From the entries below, gather each line containing the word "인증기간".
## begin Data section
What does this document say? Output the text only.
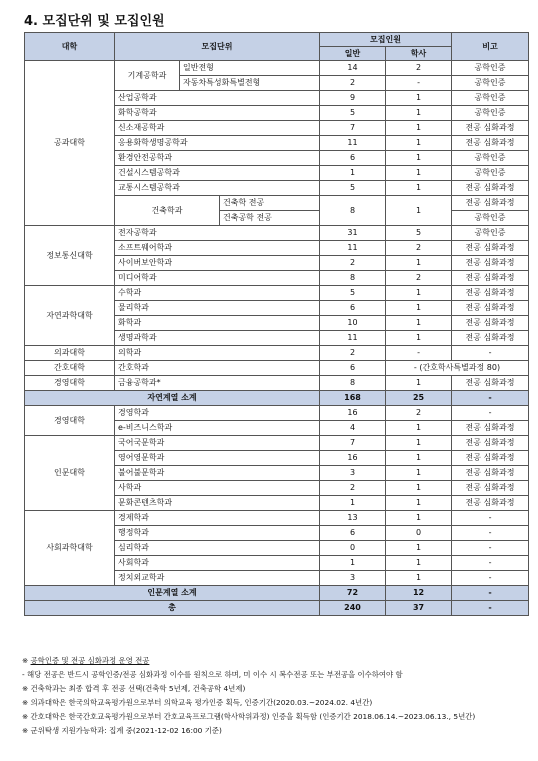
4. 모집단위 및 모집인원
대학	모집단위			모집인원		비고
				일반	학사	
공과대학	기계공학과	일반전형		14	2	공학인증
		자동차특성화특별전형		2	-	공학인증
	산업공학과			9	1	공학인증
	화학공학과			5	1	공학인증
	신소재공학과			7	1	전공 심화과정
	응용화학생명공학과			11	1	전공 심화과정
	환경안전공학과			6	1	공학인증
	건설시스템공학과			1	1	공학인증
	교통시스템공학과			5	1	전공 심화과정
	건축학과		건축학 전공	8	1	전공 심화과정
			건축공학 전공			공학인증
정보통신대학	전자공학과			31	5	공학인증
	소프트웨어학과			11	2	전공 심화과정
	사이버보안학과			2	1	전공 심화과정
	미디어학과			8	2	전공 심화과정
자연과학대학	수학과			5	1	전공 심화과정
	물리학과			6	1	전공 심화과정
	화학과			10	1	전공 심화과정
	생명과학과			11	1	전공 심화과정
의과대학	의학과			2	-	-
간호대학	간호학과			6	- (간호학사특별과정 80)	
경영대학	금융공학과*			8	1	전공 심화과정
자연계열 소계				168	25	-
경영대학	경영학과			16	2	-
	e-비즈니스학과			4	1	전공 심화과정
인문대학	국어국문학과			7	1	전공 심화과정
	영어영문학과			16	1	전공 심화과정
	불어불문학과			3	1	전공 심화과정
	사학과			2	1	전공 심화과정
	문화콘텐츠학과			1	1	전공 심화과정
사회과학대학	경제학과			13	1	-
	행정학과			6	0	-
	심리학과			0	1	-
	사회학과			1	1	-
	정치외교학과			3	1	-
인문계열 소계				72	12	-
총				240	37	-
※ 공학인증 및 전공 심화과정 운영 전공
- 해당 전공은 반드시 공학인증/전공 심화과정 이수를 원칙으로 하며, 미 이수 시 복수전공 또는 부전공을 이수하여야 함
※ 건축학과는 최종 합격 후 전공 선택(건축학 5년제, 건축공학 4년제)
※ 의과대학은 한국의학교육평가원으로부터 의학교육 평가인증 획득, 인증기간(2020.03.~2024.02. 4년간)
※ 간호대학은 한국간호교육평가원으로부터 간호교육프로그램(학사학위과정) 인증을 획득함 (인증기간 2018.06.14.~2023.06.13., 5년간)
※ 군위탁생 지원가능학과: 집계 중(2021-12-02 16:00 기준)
## end Data section
**Written answer:**
※ 의과대학은 한국의학교육평가원으로부터 의학교육 평가인증 획득, 인증기간(2020.03.~2024.02. 4년간)
※ 간호대학은 한국간호교육평가원으로부터 간호교육프로그램(학사학위과정) 인증을 획득함 (인증기간 2018.06.14.~2023.06.13., 5년간)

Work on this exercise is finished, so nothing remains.